= What to produce =
Your task is to copy each line that has the word "синхронизации".

(Extracted data entries)
—————
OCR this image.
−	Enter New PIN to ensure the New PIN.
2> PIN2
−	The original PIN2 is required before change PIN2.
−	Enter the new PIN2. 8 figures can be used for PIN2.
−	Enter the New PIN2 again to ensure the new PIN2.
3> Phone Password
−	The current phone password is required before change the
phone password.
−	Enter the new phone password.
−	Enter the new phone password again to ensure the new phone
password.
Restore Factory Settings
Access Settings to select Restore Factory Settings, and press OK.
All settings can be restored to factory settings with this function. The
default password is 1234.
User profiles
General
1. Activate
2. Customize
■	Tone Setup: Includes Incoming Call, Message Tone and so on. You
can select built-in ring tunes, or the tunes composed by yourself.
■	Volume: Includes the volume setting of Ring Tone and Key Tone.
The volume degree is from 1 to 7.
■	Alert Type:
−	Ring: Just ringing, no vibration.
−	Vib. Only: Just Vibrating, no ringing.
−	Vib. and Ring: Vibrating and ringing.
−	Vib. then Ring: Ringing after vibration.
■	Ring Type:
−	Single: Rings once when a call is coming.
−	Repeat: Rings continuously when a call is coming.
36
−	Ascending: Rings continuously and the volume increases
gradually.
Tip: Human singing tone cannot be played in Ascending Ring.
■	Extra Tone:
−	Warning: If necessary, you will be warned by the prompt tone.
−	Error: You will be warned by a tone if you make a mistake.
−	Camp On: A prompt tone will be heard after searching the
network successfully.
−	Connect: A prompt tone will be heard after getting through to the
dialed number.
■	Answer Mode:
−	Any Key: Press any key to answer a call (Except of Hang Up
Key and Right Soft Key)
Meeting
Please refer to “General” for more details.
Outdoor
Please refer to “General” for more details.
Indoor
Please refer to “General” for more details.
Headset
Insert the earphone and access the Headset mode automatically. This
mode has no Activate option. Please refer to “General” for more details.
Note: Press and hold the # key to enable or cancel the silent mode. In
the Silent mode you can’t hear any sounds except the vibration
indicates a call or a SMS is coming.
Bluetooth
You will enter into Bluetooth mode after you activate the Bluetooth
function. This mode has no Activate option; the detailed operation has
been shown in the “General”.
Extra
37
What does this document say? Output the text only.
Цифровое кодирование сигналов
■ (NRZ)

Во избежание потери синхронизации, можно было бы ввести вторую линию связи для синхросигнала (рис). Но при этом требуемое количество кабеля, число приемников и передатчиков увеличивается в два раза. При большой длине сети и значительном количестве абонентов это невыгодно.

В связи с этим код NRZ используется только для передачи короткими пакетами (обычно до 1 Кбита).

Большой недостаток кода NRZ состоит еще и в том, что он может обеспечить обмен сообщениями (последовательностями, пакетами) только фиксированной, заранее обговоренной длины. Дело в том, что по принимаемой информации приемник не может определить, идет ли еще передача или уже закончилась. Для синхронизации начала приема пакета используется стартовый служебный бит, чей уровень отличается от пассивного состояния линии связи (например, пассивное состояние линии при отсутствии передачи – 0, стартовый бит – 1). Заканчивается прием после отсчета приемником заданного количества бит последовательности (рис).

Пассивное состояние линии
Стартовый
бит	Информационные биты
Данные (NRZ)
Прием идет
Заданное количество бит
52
—————
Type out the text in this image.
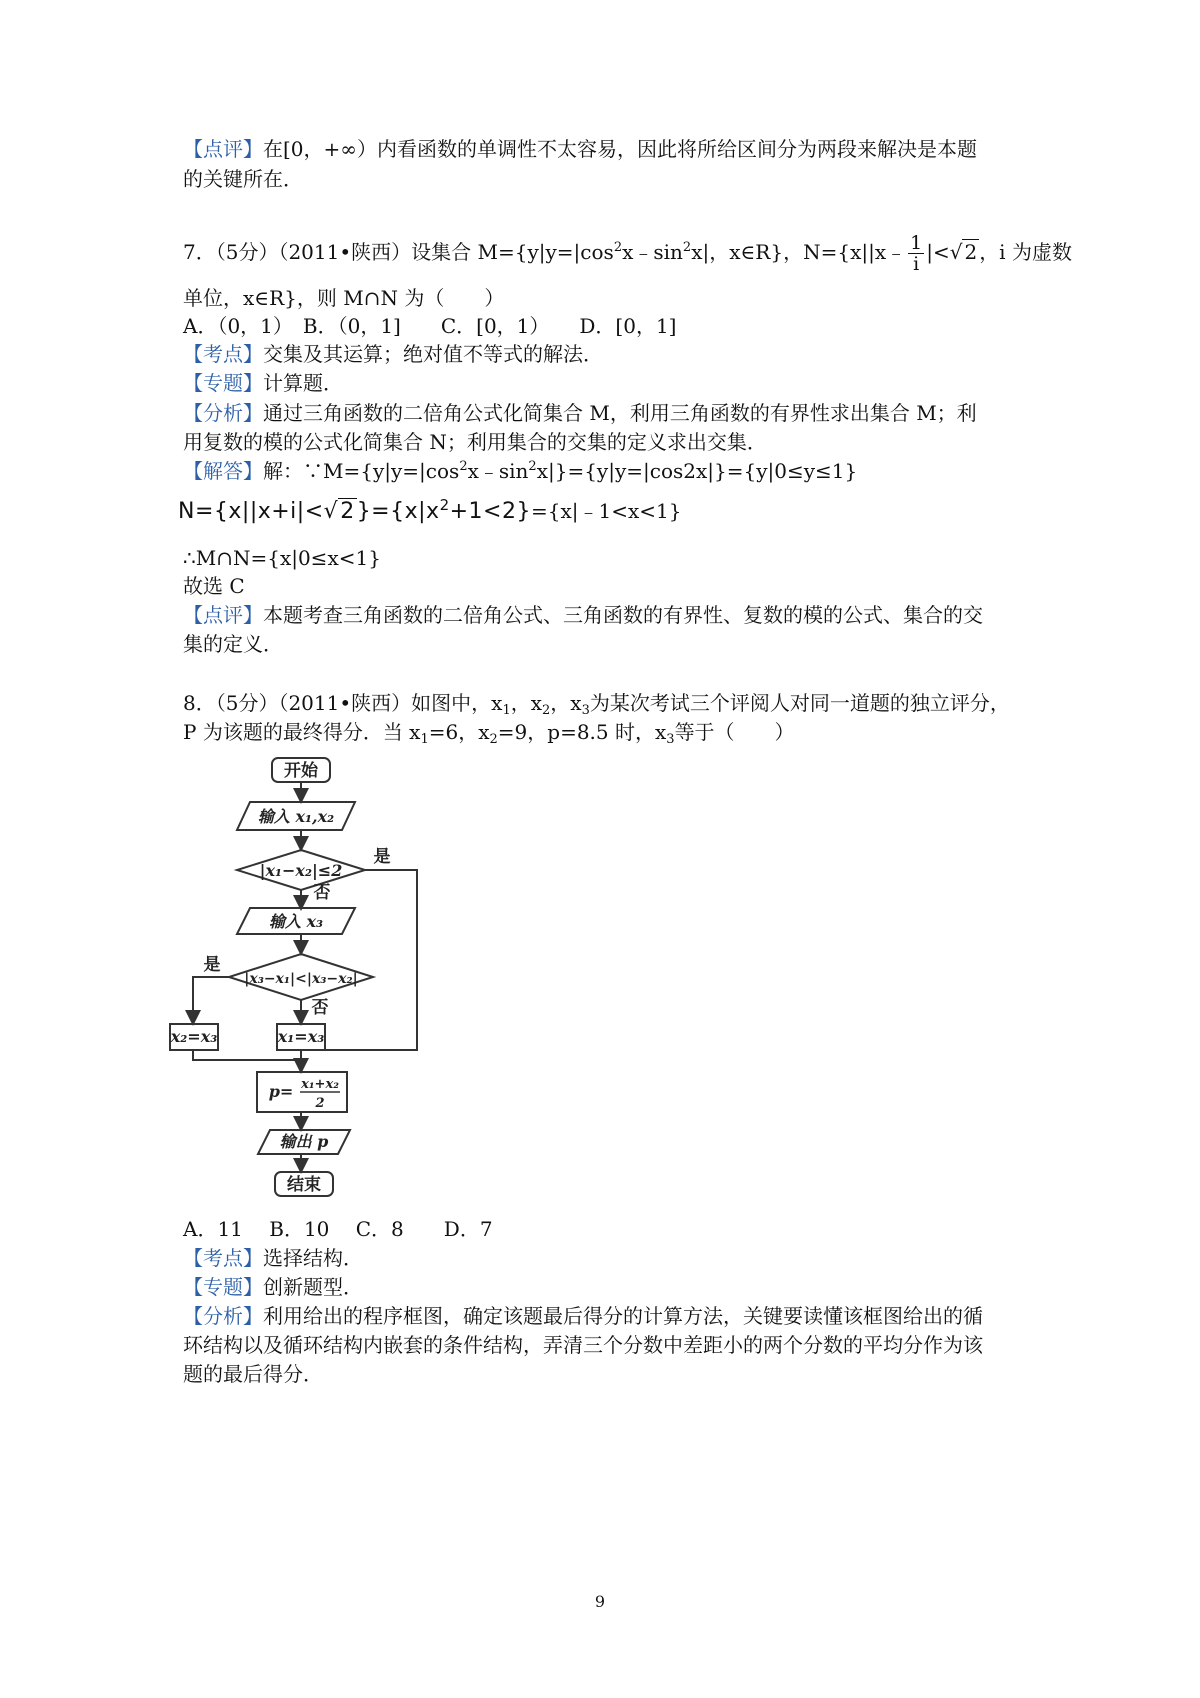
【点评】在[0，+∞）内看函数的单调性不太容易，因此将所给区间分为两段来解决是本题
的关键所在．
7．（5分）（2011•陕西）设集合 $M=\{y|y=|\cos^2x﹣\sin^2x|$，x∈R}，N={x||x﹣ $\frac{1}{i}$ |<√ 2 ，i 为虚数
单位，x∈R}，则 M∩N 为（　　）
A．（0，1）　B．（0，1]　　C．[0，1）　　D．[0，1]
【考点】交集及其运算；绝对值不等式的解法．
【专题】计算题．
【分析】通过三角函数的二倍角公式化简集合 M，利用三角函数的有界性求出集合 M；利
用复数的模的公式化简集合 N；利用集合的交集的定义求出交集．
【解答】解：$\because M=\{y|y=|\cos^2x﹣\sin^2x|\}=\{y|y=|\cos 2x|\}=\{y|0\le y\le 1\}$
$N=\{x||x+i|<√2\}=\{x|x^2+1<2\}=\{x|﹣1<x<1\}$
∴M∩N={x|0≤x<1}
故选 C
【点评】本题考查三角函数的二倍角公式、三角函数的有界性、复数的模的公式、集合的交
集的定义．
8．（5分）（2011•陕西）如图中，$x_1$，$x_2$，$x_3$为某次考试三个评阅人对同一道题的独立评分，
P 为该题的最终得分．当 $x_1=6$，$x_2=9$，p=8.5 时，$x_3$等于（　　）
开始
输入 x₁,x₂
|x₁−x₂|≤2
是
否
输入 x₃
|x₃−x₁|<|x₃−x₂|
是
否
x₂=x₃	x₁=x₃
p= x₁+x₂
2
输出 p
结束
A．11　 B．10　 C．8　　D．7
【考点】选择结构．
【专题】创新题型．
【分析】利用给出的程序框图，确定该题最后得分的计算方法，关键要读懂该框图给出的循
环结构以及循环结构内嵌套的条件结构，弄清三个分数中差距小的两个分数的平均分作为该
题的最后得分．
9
—————
= Result of this task =
Во избежание потери синхронизации, можно было бы ввести вторую линию связи для синхросигнала (рис). Но при этом требуемое количество кабеля, число приемников и передатчиков увеличивается в два раза. При большой длине сети и значительном количестве абонентов это невыгодно.
Большой недостаток кода NRZ состоит еще и в том, что он может обеспечить обмен сообщениями (последовательностями, пакетами) только фиксированной, заранее обговоренной длины. Дело в том, что по принимаемой информации приемник не может определить, идет ли еще передача или уже закончилась. Для синхронизации начала приема пакета используется стартовый служебный бит, чей уровень отличается от пассивного состояния линии связи (например, пассивное состояние линии при отсутствии передачи – 0, стартовый бит – 1). Заканчивается прием после отсчета приемником заданного количества бит последовательности (рис).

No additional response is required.